→ **Description of the task**: Transcribe all the records with complete accuracy.
════════════════════
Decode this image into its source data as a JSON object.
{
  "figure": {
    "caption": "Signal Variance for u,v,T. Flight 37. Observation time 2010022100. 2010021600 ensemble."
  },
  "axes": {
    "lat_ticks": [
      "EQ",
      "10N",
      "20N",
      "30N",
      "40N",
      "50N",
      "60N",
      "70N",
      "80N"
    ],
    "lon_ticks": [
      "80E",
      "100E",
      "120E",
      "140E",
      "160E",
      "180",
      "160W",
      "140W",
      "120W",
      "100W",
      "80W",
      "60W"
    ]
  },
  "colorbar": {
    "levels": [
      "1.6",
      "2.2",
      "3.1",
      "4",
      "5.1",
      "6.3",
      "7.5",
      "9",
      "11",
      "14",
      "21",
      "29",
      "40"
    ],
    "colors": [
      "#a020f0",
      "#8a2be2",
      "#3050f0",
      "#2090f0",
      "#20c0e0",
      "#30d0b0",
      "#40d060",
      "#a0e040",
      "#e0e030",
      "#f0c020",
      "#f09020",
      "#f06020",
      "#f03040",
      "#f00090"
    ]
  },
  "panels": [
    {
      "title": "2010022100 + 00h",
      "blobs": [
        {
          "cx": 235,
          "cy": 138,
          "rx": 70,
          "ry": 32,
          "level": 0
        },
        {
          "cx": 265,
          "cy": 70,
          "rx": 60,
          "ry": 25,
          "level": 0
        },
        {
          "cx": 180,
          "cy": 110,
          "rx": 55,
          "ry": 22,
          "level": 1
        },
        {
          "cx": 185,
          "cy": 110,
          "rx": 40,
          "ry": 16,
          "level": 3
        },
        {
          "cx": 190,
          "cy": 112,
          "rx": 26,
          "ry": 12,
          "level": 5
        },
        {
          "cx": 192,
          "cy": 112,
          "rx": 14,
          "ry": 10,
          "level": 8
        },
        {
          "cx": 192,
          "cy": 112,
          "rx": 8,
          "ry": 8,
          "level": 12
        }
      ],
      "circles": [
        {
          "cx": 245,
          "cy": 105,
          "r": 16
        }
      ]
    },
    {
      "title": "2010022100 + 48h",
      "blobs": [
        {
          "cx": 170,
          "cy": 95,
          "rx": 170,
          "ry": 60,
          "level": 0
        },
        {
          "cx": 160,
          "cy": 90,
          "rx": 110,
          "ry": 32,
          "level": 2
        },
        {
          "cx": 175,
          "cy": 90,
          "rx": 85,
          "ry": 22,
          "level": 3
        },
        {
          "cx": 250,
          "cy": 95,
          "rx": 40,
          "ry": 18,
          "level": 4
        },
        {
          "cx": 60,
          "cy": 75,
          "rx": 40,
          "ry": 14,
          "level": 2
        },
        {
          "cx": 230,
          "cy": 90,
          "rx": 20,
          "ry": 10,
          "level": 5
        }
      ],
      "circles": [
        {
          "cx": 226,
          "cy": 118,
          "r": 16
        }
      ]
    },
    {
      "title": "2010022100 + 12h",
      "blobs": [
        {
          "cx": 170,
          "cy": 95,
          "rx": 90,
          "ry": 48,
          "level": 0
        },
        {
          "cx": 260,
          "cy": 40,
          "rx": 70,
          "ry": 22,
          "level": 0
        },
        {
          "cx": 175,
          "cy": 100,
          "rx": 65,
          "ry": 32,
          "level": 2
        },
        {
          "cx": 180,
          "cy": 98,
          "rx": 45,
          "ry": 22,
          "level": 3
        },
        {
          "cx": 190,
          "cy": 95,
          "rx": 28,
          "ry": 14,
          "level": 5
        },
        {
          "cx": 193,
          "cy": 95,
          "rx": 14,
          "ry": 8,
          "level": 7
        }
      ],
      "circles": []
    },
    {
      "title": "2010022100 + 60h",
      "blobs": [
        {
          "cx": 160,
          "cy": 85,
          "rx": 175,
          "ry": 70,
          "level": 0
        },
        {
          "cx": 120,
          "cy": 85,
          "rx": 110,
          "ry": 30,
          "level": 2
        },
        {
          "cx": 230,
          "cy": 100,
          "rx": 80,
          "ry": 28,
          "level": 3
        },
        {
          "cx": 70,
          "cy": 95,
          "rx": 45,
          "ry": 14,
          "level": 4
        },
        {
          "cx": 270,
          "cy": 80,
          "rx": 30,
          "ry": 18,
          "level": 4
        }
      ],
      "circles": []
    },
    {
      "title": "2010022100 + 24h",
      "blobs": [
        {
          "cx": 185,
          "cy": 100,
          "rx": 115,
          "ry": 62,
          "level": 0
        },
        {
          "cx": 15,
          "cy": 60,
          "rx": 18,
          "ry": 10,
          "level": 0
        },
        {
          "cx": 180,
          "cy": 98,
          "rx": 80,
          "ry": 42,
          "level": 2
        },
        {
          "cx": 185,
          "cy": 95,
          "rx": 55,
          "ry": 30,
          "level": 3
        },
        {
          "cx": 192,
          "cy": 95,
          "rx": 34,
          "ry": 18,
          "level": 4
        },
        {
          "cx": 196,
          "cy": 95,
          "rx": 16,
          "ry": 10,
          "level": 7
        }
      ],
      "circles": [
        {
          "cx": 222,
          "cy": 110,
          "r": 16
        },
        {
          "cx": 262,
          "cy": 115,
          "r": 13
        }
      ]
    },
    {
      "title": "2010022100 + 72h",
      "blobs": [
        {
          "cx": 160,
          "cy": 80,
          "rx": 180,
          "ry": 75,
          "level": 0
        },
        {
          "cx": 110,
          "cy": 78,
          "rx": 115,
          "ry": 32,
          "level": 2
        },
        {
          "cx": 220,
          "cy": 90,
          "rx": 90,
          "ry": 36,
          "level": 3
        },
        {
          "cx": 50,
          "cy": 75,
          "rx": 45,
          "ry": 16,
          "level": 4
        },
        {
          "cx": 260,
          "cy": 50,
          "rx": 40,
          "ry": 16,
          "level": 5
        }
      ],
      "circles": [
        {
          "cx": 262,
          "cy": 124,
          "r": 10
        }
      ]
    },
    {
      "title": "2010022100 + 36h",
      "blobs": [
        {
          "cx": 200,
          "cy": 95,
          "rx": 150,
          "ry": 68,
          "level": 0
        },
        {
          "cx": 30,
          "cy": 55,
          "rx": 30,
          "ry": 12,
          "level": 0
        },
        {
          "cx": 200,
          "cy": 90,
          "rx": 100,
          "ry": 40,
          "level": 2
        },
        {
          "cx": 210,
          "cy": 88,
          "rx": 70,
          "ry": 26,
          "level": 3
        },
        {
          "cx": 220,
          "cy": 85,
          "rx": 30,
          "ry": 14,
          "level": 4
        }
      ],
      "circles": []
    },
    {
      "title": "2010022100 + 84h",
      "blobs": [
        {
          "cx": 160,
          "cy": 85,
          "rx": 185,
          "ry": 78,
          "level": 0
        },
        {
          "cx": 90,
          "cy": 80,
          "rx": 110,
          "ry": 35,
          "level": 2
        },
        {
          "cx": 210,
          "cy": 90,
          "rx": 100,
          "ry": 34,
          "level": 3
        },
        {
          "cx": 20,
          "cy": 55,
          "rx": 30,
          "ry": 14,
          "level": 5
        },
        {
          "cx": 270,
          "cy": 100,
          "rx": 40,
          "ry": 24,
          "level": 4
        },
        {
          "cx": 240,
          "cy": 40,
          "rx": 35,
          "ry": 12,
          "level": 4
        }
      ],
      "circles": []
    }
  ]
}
════════════════════
→ **Correct result**:
Decode this image into its source data as a JSON object.
{
  "figure": {
    "caption": "Signal Variance for u,v,T. Flight 37. Observation time 2010022100. 2010021600 ensemble."
  },
  "axes": {
    "lat_ticks": [
      "EQ",
      "10N",
      "20N",
      "30N",
      "40N",
      "50N",
      "60N",
      "70N",
      "80N"
    ],
    "lon_ticks": [
      "80E",
      "100E",
      "120E",
      "140E",
      "160E",
      "180",
      "160W",
      "140W",
      "120W",
      "100W",
      "80W",
      "60W"
    ]
  },
  "colorbar": {
    "levels": [
      "1.6",
      "2.2",
      "3.1",
      "4",
      "5.1",
      "6.3",
      "7.5",
      "9",
      "11",
      "14",
      "21",
      "29",
      "40"
    ],
    "colors": [
      "#a020f0",
      "#8a2be2",
      "#3050f0",
      "#2090f0",
      "#20c0e0",
      "#30d0b0",
      "#40d060",
      "#a0e040",
      "#e0e030",
      "#f0c020",
      "#f09020",
      "#f06020",
      "#f03040",
      "#f00090"
    ]
  },
  "panels": [
    {
      "title": "2010022100 + 00h",
      "blobs": [
        {
          "cx": 235,
          "cy": 138,
          "rx": 70,
          "ry": 32,
          "level": 0
        },
        {
          "cx": 265,
          "cy": 70,
          "rx": 60,
          "ry": 25,
          "level": 0
        },
        {
          "cx": 180,
          "cy": 110,
          "rx": 55,
          "ry": 22,
          "level": 1
        },
        {
          "cx": 185,
          "cy": 110,
          "rx": 40,
          "ry": 16,
          "level": 3
        },
        {
          "cx": 190,
          "cy": 112,
          "rx": 26,
          "ry": 12,
          "level": 5
        },
        {
          "cx": 192,
          "cy": 112,
          "rx": 14,
          "ry": 10,
          "level": 8
        },
        {
          "cx": 192,
          "cy": 112,
          "rx": 8,
          "ry": 8,
          "level": 12
        }
      ],
      "circles": [
        {
          "cx": 245,
          "cy": 105,
          "r": 16
        }
      ]
    },
    {
      "title": "2010022100 + 48h",
      "blobs": [
        {
          "cx": 170,
          "cy": 95,
          "rx": 170,
          "ry": 60,
          "level": 0
        },
        {
          "cx": 160,
          "cy": 90,
          "rx": 110,
          "ry": 32,
          "level": 2
        },
        {
          "cx": 175,
          "cy": 90,
          "rx": 85,
          "ry": 22,
          "level": 3
        },
        {
          "cx": 250,
          "cy": 95,
          "rx": 40,
          "ry": 18,
          "level": 4
        },
        {
          "cx": 60,
          "cy": 75,
          "rx": 40,
          "ry": 14,
          "level": 2
        },
        {
          "cx": 230,
          "cy": 90,
          "rx": 20,
          "ry": 10,
          "level": 5
        }
      ],
      "circles": [
        {
          "cx": 226,
          "cy": 118,
          "r": 16
        }
      ]
    },
    {
      "title": "2010022100 + 12h",
      "blobs": [
        {
          "cx": 170,
          "cy": 95,
          "rx": 90,
          "ry": 48,
          "level": 0
        },
        {
          "cx": 260,
          "cy": 40,
          "rx": 70,
          "ry": 22,
          "level": 0
        },
        {
          "cx": 175,
          "cy": 100,
          "rx": 65,
          "ry": 32,
          "level": 2
        },
        {
          "cx": 180,
          "cy": 98,
          "rx": 45,
          "ry": 22,
          "level": 3
        },
        {
          "cx": 190,
          "cy": 95,
          "rx": 28,
          "ry": 14,
          "level": 5
        },
        {
          "cx": 193,
          "cy": 95,
          "rx": 14,
          "ry": 8,
          "level": 7
        }
      ],
      "circles": []
    },
    {
      "title": "2010022100 + 60h",
      "blobs": [
        {
          "cx": 160,
          "cy": 85,
          "rx": 175,
          "ry": 70,
          "level": 0
        },
        {
          "cx": 120,
          "cy": 85,
          "rx": 110,
          "ry": 30,
          "level": 2
        },
        {
          "cx": 230,
          "cy": 100,
          "rx": 80,
          "ry": 28,
          "level": 3
        },
        {
          "cx": 70,
          "cy": 95,
          "rx": 45,
          "ry": 14,
          "level": 4
        },
        {
          "cx": 270,
          "cy": 80,
          "rx": 30,
          "ry": 18,
          "level": 4
        }
      ],
      "circles": []
    },
    {
      "title": "2010022100 + 24h",
      "blobs": [
        {
          "cx": 185,
          "cy": 100,
          "rx": 115,
          "ry": 62,
          "level": 0
        },
        {
          "cx": 15,
          "cy": 60,
          "rx": 18,
          "ry": 10,
          "level": 0
        },
        {
          "cx": 180,
          "cy": 98,
          "rx": 80,
          "ry": 42,
          "level": 2
        },
        {
          "cx": 185,
          "cy": 95,
          "rx": 55,
          "ry": 30,
          "level": 3
        },
        {
          "cx": 192,
          "cy": 95,
          "rx": 34,
          "ry": 18,
          "level": 4
        },
        {
          "cx": 196,
          "cy": 95,
          "rx": 16,
          "ry": 10,
          "level": 7
        }
      ],
      "circles": [
        {
          "cx": 222,
          "cy": 110,
          "r": 16
        },
        {
          "cx": 262,
          "cy": 115,
          "r": 13
        }
      ]
    },
    {
      "title": "2010022100 + 72h",
      "blobs": [
        {
          "cx": 160,
          "cy": 80,
          "rx": 180,
          "ry": 75,
          "level": 0
        },
        {
          "cx": 110,
          "cy": 78,
          "rx": 115,
          "ry": 32,
          "level": 2
        },
        {
          "cx": 220,
          "cy": 90,
          "rx": 90,
          "ry": 36,
          "level": 3
        },
        {
          "cx": 50,
          "cy": 75,
          "rx": 45,
          "ry": 16,
          "level": 4
        },
        {
          "cx": 260,
          "cy": 50,
          "rx": 40,
          "ry": 16,
          "level": 5
        }
      ],
      "circles": [
        {
          "cx": 262,
          "cy": 124,
          "r": 10
        }
      ]
    },
    {
      "title": "2010022100 + 36h",
      "blobs": [
        {
          "cx": 200,
          "cy": 95,
          "rx": 150,
          "ry": 68,
          "level": 0
        },
        {
          "cx": 30,
          "cy": 55,
          "rx": 30,
          "ry": 12,
          "level": 0
        },
        {
          "cx": 200,
          "cy": 90,
          "rx": 100,
          "ry": 40,
          "level": 2
        },
        {
          "cx": 210,
          "cy": 88,
          "rx": 70,
          "ry": 26,
          "level": 3
        },
        {
          "cx": 220,
          "cy": 85,
          "rx": 30,
          "ry": 14,
          "level": 4
        }
      ],
      "circles": []
    },
    {
      "title": "2010022100 + 84h",
      "blobs": [
        {
          "cx": 160,
          "cy": 85,
          "rx": 185,
          "ry": 78,
          "level": 0
        },
        {
          "cx": 90,
          "cy": 80,
          "rx": 110,
          "ry": 35,
          "level": 2
        },
        {
          "cx": 210,
          "cy": 90,
          "rx": 100,
          "ry": 34,
          "level": 3
        },
        {
          "cx": 20,
          "cy": 55,
          "rx": 30,
          "ry": 14,
          "level": 5
        },
        {
          "cx": 270,
          "cy": 100,
          "rx": 40,
          "ry": 24,
          "level": 4
        },
        {
          "cx": 240,
          "cy": 40,
          "rx": 35,
          "ry": 12,
          "level": 4
        }
      ],
      "circles": []
    }
  ]
}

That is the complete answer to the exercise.